• PROMPT:
Print the listing below word for word, from its start through the line containing "118, 419, 167]".

• PROVIDED ENTRIES:
** BEGIN **
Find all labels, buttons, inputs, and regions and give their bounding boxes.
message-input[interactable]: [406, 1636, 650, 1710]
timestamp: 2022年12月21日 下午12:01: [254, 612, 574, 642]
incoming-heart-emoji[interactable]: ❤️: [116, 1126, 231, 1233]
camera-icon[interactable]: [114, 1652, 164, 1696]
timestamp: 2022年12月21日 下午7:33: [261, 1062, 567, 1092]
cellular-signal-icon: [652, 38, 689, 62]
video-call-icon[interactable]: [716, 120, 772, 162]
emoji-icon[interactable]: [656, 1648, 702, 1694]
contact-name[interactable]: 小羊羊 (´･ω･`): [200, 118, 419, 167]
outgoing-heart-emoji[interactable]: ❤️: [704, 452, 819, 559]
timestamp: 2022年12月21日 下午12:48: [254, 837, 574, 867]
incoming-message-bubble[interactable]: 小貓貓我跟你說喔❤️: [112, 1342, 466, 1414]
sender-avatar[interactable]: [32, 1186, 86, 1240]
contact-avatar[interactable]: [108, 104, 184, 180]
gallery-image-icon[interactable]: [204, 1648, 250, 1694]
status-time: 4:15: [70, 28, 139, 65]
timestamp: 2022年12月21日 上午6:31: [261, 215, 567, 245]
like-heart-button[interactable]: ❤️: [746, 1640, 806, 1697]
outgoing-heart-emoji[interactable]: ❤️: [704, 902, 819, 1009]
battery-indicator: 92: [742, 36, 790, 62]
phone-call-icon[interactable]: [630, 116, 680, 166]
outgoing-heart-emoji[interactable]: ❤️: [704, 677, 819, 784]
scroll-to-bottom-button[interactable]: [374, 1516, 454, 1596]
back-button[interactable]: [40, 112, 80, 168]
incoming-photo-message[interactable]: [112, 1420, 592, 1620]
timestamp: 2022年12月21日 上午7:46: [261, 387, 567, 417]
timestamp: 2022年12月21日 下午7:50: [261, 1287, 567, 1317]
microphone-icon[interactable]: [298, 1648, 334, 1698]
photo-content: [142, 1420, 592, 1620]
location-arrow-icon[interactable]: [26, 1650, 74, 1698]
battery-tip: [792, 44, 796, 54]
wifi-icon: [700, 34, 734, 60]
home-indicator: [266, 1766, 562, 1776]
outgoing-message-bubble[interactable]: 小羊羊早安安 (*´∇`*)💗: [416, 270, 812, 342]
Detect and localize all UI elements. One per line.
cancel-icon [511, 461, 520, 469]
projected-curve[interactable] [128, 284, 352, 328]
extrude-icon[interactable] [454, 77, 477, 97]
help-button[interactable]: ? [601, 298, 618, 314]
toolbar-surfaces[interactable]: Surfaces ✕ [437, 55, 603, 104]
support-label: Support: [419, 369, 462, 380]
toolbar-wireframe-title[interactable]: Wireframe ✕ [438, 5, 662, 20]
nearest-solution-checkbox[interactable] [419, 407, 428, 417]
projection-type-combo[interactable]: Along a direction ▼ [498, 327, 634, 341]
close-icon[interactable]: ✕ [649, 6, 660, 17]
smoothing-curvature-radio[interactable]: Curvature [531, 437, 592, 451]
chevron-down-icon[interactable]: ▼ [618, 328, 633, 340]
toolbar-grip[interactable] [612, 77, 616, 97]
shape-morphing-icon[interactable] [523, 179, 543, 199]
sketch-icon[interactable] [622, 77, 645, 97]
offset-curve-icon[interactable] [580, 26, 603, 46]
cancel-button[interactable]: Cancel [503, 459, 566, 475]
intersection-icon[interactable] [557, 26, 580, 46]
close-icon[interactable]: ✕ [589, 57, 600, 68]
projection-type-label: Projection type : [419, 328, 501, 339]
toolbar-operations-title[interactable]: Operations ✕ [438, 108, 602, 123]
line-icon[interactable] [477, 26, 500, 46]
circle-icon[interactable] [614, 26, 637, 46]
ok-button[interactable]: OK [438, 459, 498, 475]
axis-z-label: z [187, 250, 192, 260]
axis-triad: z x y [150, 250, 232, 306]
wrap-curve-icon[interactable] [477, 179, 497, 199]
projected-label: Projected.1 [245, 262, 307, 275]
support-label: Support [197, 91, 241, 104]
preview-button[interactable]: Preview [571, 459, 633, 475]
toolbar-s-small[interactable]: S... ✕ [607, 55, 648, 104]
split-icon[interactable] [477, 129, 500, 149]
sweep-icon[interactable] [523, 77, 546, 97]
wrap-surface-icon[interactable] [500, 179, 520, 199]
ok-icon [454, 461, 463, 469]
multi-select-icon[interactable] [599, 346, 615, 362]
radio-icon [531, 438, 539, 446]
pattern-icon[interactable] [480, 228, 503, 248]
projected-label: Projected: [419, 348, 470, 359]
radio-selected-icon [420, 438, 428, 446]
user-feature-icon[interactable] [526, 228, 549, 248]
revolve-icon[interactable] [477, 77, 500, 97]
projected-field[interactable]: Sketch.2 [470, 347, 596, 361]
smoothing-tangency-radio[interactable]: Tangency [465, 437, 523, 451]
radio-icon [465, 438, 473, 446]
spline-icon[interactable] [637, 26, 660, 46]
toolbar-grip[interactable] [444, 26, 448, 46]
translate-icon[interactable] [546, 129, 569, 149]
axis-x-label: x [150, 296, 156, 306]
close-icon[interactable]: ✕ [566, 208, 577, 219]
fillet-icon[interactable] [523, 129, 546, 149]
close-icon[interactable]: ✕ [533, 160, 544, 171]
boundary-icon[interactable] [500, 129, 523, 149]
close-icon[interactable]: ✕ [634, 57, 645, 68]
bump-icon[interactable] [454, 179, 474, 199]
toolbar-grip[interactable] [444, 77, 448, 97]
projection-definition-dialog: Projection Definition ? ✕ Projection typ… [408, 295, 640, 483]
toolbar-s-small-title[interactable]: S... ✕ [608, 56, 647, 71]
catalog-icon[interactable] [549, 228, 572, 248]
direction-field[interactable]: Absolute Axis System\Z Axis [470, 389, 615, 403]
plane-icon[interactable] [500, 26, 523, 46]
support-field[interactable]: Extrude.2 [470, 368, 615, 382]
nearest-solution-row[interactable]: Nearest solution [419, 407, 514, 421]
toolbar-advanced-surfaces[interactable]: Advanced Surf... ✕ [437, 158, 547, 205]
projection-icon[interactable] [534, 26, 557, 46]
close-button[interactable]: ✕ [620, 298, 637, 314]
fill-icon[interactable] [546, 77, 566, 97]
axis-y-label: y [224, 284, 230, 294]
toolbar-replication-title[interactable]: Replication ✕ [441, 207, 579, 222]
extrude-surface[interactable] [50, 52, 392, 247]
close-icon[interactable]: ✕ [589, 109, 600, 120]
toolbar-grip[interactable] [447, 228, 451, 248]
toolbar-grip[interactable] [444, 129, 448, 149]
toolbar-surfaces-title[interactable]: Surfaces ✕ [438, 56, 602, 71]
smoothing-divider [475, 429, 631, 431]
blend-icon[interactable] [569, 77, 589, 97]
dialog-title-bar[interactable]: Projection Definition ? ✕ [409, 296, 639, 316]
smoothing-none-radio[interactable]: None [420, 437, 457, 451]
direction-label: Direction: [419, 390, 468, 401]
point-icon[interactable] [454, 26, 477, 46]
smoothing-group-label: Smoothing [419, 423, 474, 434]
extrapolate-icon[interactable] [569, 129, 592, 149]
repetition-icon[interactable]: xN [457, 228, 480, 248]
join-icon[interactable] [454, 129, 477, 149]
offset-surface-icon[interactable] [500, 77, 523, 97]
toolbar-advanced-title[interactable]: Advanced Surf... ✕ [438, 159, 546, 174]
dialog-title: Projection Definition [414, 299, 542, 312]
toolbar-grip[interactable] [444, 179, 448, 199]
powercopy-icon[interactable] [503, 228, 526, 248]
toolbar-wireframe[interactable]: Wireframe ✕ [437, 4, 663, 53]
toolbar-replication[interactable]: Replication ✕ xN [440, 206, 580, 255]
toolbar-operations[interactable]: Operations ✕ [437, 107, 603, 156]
** END **
• ANSWER TO THE PROBLEM:
Find all labels, buttons, inputs, and regions and give their bounding boxes.
message-input[interactable]: [406, 1636, 650, 1710]
timestamp: 2022年12月21日 下午12:01: [254, 612, 574, 642]
incoming-heart-emoji[interactable]: ❤️: [116, 1126, 231, 1233]
camera-icon[interactable]: [114, 1652, 164, 1696]
timestamp: 2022年12月21日 下午7:33: [261, 1062, 567, 1092]
cellular-signal-icon: [652, 38, 689, 62]
video-call-icon[interactable]: [716, 120, 772, 162]
emoji-icon[interactable]: [656, 1648, 702, 1694]
contact-name[interactable]: 小羊羊 (´･ω･`): [200, 118, 419, 167]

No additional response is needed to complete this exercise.